* EXERCISE DESCRIPTION
Starting at the first of the rows and ending at the line that contains "bar xyxy=(278,532,1010,554)", rewrite those lines as a numbered list, leaving out any blank lines.

* DATA PROVIDED
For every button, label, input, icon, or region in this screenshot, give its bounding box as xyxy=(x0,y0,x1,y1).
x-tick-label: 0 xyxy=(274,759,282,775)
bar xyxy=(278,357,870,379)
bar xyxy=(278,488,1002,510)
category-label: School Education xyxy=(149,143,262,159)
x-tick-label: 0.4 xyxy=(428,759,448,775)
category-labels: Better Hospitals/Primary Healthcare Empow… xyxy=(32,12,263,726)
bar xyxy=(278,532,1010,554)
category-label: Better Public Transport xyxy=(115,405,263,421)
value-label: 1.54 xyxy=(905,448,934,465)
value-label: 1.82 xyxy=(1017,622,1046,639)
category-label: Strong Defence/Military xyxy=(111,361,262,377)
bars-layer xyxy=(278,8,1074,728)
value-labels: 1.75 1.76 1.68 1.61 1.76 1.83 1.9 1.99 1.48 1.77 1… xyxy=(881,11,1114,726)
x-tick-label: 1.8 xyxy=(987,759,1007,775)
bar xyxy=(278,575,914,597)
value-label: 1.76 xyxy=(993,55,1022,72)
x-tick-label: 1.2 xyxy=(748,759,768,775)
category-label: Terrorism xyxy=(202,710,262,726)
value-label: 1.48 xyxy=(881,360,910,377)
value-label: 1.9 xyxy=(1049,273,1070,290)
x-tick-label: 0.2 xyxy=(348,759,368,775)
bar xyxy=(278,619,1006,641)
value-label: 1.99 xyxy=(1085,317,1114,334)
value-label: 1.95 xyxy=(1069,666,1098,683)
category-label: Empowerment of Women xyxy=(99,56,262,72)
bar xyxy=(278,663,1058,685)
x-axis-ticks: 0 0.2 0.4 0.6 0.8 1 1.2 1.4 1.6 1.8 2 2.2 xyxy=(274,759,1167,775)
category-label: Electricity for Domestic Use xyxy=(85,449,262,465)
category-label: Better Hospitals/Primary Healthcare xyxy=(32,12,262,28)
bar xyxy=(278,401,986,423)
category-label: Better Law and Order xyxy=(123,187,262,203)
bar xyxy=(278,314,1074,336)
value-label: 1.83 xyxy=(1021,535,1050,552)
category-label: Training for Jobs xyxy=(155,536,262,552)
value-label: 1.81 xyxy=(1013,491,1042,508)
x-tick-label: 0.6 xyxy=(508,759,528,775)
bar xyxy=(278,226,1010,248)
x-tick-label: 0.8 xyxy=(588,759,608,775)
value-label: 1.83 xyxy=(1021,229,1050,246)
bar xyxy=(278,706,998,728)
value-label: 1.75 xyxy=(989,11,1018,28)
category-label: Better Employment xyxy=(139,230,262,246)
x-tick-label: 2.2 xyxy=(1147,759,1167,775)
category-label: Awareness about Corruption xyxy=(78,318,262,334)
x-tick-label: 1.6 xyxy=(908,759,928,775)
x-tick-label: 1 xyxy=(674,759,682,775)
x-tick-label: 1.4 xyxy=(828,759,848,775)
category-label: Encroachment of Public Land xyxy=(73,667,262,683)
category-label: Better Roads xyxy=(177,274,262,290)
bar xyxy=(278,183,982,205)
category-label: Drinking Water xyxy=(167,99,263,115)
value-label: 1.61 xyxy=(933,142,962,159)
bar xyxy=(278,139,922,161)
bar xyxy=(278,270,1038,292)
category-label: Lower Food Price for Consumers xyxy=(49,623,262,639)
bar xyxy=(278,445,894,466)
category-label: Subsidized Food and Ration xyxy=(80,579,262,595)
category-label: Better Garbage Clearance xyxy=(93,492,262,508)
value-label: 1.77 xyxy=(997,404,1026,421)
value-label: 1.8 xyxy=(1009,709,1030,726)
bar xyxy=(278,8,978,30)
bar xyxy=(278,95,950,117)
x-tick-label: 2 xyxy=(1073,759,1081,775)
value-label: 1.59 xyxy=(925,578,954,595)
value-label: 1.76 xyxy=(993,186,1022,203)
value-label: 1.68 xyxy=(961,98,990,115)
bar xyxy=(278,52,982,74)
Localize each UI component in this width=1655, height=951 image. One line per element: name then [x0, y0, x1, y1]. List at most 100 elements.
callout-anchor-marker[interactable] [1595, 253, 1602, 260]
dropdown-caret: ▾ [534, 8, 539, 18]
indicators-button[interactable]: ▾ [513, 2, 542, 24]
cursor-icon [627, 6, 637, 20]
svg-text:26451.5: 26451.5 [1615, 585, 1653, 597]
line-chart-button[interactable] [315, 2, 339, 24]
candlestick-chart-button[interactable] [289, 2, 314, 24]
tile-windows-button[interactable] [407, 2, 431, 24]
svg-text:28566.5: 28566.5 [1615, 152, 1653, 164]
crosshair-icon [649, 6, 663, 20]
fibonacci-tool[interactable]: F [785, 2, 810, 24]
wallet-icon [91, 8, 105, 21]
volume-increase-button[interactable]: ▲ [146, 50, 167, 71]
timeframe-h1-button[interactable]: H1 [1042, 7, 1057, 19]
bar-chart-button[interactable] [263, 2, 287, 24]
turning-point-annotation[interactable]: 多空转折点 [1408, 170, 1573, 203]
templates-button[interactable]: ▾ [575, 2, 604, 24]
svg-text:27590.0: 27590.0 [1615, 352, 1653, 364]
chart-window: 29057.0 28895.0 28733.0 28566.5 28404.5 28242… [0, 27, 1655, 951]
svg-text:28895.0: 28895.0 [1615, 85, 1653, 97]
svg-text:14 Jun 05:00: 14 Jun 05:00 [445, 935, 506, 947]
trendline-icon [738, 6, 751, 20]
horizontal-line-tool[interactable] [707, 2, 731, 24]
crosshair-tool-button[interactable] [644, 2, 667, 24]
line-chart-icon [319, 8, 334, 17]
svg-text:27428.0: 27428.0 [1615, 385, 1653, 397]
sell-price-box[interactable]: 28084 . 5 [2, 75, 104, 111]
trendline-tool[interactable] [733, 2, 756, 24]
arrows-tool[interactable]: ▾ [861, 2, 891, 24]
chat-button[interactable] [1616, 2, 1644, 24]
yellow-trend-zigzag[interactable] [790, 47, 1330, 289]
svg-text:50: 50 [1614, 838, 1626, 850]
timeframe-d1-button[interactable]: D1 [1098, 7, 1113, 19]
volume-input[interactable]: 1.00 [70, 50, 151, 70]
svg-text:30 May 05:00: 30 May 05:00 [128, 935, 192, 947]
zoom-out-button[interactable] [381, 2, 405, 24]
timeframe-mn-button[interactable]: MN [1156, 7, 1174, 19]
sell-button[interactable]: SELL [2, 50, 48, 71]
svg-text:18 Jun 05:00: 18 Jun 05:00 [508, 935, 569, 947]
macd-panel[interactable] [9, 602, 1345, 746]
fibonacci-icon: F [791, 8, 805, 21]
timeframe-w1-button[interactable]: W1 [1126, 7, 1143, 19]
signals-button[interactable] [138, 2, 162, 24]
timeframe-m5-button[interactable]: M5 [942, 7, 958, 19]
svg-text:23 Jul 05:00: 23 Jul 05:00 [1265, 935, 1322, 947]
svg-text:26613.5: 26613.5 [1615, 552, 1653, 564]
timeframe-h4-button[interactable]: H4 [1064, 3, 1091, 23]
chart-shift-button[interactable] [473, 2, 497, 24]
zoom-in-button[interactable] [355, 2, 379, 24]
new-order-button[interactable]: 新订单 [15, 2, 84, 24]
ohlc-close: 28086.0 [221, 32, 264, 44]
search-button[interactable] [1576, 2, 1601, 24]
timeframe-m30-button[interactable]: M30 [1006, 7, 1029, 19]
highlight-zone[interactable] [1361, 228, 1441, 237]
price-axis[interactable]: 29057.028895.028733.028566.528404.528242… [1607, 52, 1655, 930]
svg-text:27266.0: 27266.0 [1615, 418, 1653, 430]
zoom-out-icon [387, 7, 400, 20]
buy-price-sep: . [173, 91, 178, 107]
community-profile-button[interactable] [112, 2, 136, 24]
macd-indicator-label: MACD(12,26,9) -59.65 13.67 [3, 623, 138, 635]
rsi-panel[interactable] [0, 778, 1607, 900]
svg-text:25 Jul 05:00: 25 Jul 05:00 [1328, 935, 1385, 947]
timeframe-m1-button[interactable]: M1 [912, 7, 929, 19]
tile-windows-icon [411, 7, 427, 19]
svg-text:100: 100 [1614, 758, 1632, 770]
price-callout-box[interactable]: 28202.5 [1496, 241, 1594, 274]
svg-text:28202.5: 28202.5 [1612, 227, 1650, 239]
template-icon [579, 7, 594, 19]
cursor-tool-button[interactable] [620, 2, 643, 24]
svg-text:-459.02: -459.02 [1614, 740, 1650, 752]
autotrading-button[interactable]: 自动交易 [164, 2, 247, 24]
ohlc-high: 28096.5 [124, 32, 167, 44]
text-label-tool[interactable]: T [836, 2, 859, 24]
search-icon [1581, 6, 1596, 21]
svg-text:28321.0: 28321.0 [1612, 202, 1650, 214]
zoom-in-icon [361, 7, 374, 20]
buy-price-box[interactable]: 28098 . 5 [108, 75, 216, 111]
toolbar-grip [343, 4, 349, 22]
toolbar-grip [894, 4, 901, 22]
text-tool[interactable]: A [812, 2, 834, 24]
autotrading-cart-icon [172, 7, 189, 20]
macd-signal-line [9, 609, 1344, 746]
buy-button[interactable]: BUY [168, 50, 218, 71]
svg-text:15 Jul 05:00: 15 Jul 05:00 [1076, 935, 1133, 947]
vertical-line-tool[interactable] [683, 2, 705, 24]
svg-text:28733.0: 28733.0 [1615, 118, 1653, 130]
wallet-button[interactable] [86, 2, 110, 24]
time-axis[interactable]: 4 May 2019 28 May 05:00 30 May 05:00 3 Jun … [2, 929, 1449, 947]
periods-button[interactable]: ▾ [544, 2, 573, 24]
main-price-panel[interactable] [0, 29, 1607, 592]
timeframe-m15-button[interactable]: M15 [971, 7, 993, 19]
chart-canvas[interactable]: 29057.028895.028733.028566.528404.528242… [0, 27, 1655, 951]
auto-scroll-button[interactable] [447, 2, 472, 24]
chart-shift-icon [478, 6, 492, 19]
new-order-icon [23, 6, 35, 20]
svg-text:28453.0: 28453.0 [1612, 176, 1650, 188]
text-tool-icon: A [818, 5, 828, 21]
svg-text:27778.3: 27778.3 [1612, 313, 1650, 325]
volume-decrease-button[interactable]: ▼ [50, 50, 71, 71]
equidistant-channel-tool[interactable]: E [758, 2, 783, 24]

* SOLUTION TO THIS TASK
1. For every button, label, input, icon, or region in this screenshot, give its bounding box as xyxy=(x0,y0,x1,y1).
2. x-tick-label: 0 xyxy=(274,759,282,775)
3. bar xyxy=(278,357,870,379)
4. bar xyxy=(278,488,1002,510)
5. category-label: School Education xyxy=(149,143,262,159)
6. x-tick-label: 0.4 xyxy=(428,759,448,775)
7. category-labels: Better Hospitals/Primary Healthcare Empow… xyxy=(32,12,263,726)
8. bar xyxy=(278,532,1010,554)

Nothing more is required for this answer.